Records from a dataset

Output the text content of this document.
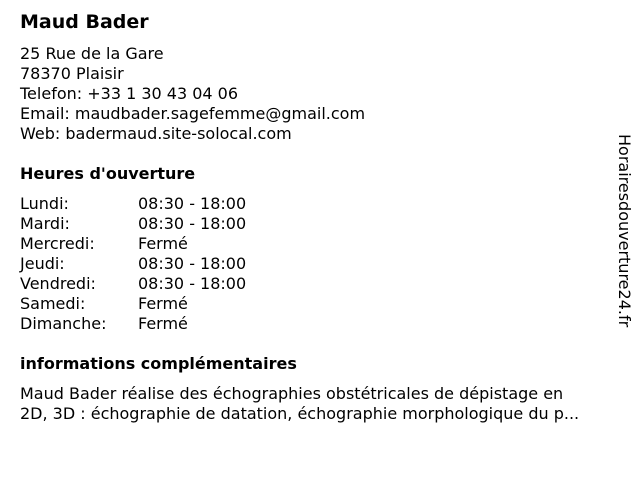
Maud Bader
25 Rue de la Gare
78370 Plaisir
Telefon: +33 1 30 43 04 06
Email: maudbader.sagefemme@gmail.com
Web: badermaud.site-solocal.com
Heures d'ouverture
Lundi:	08:30 - 18:00
Mardi:	08:30 - 18:00
Mercredi:	Fermé
Jeudi:	08:30 - 18:00
Vendredi:	08:30 - 18:00
Samedi:	Fermé
Dimanche:	Fermé
informations complémentaires
Maud Bader réalise des échographies obstétricales de dépistage en
2D, 3D : échographie de datation, échographie morphologique du p...
Horairesdouverture24.fr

▶ _Goal_:
Retype each line of the listing above word for word. Exclude the pictures.

▶ _Solution to the problem_:
Output the text content of this document.
Maud Bader
25 Rue de la Gare
78370 Plaisir
Telefon: +33 1 30 43 04 06
Email: maudbader.sagefemme@gmail.com
Web: badermaud.site-solocal.com
Heures d'ouverture
Lundi:	08:30 - 18:00
Mardi:	08:30 - 18:00
Mercredi:	Fermé
Jeudi:	08:30 - 18:00
Vendredi:	08:30 - 18:00
Samedi:	Fermé
Dimanche:	Fermé
informations complémentaires
Maud Bader réalise des échographies obstétricales de dépistage en
2D, 3D : échographie de datation, échographie morphologique du p...
Horairesdouverture24.fr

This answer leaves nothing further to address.